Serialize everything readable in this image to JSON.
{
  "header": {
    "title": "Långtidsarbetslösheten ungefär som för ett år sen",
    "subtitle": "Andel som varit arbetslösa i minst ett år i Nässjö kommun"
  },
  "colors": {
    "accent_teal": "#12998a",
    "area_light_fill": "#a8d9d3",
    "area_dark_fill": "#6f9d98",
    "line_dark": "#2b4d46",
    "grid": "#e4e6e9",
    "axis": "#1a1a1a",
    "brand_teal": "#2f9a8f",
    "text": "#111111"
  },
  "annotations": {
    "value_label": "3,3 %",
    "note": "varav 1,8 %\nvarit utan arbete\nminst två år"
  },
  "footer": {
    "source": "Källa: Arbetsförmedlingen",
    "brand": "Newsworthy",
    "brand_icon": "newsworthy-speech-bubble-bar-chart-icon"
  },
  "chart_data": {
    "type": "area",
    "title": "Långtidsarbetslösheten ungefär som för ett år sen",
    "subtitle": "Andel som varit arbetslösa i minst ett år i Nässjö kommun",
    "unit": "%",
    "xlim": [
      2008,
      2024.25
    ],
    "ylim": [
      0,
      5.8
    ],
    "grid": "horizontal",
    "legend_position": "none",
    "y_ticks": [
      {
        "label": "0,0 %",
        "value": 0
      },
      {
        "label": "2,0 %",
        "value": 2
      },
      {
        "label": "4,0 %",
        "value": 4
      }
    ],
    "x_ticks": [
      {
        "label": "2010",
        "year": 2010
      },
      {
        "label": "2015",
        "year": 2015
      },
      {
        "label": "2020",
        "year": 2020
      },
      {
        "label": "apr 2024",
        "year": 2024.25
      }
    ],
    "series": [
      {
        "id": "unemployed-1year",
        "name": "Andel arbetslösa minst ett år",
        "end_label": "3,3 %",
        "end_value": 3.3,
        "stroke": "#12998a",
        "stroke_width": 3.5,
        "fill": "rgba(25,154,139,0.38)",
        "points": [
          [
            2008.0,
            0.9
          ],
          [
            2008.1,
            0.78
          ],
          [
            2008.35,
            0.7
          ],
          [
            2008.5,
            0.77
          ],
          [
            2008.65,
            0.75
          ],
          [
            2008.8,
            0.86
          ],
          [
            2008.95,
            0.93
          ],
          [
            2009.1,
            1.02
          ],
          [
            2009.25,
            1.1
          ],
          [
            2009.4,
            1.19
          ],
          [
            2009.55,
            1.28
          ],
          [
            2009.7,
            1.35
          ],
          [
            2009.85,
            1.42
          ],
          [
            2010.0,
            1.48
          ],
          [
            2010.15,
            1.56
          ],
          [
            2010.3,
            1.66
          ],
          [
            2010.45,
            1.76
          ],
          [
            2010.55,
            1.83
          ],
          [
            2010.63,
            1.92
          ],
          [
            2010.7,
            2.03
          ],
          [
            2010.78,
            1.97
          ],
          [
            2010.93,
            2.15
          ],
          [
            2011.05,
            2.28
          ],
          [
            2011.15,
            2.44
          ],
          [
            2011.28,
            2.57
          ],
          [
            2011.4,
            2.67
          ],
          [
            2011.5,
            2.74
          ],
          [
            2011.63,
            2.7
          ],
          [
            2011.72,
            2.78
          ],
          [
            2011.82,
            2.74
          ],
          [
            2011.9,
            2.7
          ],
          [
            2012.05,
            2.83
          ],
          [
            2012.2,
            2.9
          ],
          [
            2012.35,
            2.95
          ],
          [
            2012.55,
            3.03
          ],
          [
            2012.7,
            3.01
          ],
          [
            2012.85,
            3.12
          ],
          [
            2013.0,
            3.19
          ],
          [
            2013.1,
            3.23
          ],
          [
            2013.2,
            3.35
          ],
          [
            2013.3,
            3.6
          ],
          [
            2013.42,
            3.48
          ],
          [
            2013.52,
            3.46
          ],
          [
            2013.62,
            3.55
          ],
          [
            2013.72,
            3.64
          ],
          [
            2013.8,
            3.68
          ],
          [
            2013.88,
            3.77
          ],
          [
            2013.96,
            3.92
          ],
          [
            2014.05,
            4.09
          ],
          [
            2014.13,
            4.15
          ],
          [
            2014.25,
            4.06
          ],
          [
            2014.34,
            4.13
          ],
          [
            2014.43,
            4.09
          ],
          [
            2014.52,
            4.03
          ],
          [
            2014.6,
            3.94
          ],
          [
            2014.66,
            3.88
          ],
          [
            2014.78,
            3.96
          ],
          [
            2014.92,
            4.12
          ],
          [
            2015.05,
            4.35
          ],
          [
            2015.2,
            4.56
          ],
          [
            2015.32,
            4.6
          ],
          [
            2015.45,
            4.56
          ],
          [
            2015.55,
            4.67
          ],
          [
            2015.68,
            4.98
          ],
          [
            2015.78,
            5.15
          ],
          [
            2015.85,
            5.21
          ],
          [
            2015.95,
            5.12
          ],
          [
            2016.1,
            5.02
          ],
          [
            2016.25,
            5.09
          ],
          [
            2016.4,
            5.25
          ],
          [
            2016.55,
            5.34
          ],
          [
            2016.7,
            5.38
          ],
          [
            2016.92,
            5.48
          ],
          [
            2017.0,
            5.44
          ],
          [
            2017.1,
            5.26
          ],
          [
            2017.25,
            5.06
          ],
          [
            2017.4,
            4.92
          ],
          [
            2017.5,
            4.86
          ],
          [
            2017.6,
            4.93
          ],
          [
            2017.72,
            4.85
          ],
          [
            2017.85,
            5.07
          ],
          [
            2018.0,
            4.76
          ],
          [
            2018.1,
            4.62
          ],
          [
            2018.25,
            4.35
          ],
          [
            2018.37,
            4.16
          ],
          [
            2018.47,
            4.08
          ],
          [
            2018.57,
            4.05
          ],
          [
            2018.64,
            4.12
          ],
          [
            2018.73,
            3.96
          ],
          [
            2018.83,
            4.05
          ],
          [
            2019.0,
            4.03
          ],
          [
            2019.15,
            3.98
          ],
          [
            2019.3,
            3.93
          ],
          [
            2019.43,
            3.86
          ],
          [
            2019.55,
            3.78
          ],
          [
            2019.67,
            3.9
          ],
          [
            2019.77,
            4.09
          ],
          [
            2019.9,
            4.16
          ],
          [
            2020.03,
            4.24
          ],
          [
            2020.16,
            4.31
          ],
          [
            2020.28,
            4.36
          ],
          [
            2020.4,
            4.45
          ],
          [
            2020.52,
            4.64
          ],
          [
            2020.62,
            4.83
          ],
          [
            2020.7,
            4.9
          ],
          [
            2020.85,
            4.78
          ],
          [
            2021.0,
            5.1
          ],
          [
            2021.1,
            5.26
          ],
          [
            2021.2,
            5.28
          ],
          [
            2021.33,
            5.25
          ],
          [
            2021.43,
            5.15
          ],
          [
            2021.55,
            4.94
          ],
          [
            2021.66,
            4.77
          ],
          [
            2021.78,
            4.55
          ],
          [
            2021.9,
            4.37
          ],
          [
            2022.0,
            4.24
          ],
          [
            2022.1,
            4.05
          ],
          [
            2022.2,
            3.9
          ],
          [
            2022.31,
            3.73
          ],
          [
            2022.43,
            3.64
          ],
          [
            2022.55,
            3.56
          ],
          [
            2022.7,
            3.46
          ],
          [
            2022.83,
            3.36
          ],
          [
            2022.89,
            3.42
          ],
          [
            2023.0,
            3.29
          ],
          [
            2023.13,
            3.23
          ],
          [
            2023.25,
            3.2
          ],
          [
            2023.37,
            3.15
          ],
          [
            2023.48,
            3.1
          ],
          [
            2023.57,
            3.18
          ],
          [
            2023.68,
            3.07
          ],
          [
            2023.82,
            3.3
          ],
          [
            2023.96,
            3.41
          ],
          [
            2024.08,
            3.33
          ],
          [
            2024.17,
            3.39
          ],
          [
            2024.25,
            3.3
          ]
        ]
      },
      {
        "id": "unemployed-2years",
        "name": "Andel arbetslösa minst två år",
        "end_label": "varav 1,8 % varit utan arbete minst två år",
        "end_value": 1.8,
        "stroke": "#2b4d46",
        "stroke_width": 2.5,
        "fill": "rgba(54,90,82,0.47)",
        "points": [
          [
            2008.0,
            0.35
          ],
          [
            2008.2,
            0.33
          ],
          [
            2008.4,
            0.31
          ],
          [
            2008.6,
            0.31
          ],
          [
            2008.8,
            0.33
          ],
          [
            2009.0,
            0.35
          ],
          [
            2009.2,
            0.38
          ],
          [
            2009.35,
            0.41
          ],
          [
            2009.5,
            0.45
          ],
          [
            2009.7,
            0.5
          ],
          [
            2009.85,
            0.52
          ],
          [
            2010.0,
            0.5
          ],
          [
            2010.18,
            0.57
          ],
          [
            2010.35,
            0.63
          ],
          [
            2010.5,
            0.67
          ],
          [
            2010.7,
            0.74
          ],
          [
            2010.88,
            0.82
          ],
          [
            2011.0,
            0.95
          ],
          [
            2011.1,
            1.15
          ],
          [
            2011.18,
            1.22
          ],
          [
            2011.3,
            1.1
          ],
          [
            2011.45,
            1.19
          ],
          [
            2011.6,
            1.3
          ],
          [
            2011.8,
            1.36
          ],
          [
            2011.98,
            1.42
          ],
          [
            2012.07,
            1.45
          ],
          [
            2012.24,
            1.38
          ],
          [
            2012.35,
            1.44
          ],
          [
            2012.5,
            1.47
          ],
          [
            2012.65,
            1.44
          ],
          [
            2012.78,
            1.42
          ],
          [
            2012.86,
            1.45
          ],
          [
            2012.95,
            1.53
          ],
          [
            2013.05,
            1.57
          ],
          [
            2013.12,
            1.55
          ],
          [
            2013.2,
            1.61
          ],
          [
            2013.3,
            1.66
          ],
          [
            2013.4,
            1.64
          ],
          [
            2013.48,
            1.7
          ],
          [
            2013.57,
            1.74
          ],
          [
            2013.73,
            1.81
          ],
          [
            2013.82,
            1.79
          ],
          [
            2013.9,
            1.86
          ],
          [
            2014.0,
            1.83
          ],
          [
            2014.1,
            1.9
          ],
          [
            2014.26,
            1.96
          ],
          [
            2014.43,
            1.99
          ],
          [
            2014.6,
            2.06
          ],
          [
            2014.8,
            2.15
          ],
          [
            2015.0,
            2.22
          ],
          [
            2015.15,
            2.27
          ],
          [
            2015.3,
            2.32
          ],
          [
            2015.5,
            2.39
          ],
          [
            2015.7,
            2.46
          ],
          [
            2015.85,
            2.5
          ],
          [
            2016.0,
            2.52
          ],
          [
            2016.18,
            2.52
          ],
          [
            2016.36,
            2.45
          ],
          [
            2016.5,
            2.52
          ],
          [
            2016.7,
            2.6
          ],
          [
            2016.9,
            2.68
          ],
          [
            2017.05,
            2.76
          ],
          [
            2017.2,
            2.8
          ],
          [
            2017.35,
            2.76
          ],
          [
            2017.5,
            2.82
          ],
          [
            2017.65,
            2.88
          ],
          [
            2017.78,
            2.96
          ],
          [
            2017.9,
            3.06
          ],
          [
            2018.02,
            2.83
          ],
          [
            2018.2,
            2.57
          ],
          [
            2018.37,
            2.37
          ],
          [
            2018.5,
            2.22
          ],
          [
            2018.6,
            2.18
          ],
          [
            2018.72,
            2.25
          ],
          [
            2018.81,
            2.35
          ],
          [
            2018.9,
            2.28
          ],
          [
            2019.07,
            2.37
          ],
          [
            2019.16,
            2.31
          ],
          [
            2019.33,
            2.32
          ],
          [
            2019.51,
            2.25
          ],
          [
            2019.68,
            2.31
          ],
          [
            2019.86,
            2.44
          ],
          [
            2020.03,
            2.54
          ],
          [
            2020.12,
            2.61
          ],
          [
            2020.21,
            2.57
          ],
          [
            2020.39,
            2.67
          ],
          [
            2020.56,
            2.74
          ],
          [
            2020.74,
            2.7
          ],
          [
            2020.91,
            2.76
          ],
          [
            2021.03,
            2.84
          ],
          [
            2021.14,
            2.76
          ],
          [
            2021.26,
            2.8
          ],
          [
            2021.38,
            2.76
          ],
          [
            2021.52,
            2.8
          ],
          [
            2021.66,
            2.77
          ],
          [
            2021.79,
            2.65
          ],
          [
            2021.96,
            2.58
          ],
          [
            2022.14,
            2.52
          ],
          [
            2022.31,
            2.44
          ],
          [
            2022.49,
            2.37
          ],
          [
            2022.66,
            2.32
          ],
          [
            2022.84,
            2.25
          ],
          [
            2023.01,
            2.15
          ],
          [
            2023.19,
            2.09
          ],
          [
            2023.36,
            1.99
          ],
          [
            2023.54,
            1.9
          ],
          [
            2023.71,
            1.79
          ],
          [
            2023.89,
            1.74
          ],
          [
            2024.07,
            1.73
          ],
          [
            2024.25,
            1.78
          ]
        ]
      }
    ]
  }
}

————————

TASK:
Each line that holds the word "rgba" should be extracted from the records.

SOLUTION TO THIS EXERCISE:
        "fill": "rgba(25,154,139,0.38)",
        "fill": "rgba(54,90,82,0.47)",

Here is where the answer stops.